_Exercise objective:_ Return the entries below verbatim. Pictures stay out.

Stored records
****

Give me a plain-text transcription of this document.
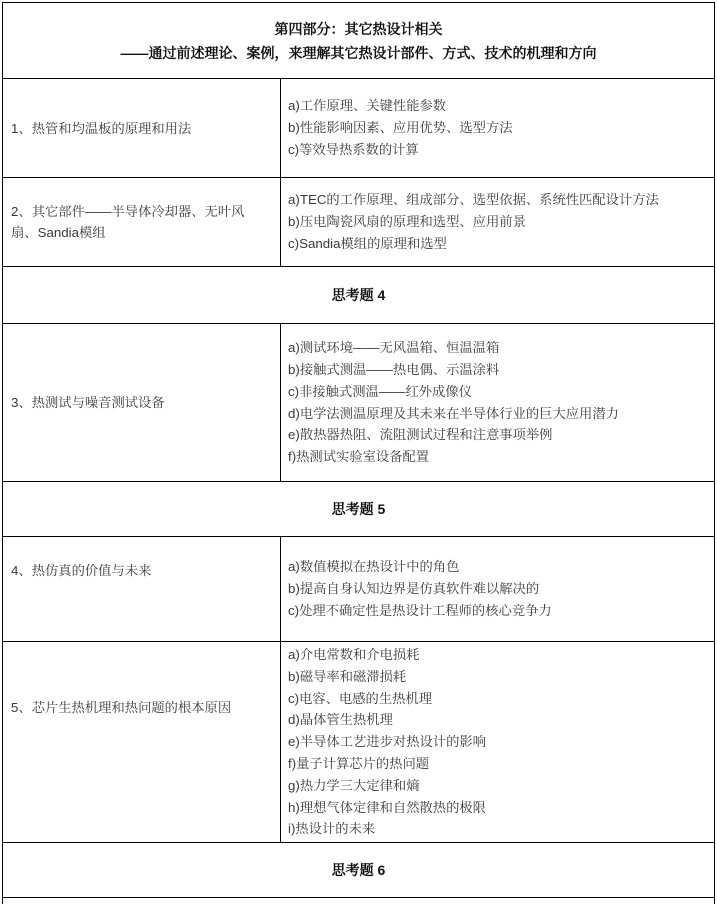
第四部分：其它热设计相关
——通过前述理论、案例，来理解其它热设计部件、方式、技术的机理和方向
1、热管和均温板的原理和用法
a)工作原理、关键性能参数
b)性能影响因素、应用优势、选型方法
c)等效导热系数的计算
2、其它部件——半导体冷却器、无叶风扇、Sandia模组
a)TEC的工作原理、组成部分、选型依据、系统性匹配设计方法
b)压电陶瓷风扇的原理和选型、应用前景
c)Sandia模组的原理和选型
思考题 4
3、热测试与噪音测试设备
a)测试环境——无风温箱、恒温温箱
b)接触式测温——热电偶、示温涂料
c)非接触式测温——红外成像仪
d)电学法测温原理及其未来在半导体行业的巨大应用潜力
e)散热器热阻、流阻测试过程和注意事项举例
f)热测试实验室设备配置
思考题 5
4、热仿真的价值与未来	a)数值模拟在热设计中的角色
b)提高自身认知边界是仿真软件难以解决的
c)处理不确定性是热设计工程师的核心竞争力
5、芯片生热机理和热问题的根本原因
a)介电常数和介电损耗
b)磁导率和磁滞损耗
c)电容、电感的生热机理
d)晶体管生热机理
e)半导体工艺进步对热设计的影响
f)量子计算芯片的热问题
g)热力学三大定律和熵
h)理想气体定律和自然散热的极限
i)热设计的未来
思考题 6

****

_The answer:_
Give me a plain-text transcription of this document.
第四部分：其它热设计相关
——通过前述理论、案例，来理解其它热设计部件、方式、技术的机理和方向
1、热管和均温板的原理和用法
a)工作原理、关键性能参数
b)性能影响因素、应用优势、选型方法
c)等效导热系数的计算
2、其它部件——半导体冷却器、无叶风扇、Sandia模组
a)TEC的工作原理、组成部分、选型依据、系统性匹配设计方法
b)压电陶瓷风扇的原理和选型、应用前景
c)Sandia模组的原理和选型
思考题 4
3、热测试与噪音测试设备
a)测试环境——无风温箱、恒温温箱
b)接触式测温——热电偶、示温涂料
c)非接触式测温——红外成像仪
d)电学法测温原理及其未来在半导体行业的巨大应用潜力
e)散热器热阻、流阻测试过程和注意事项举例
f)热测试实验室设备配置
思考题 5
4、热仿真的价值与未来	a)数值模拟在热设计中的角色
b)提高自身认知边界是仿真软件难以解决的
c)处理不确定性是热设计工程师的核心竞争力
5、芯片生热机理和热问题的根本原因
a)介电常数和介电损耗
b)磁导率和磁滞损耗
c)电容、电感的生热机理
d)晶体管生热机理
e)半导体工艺进步对热设计的影响
f)量子计算芯片的热问题
g)热力学三大定律和熵
h)理想气体定律和自然散热的极限
i)热设计的未来
思考题 6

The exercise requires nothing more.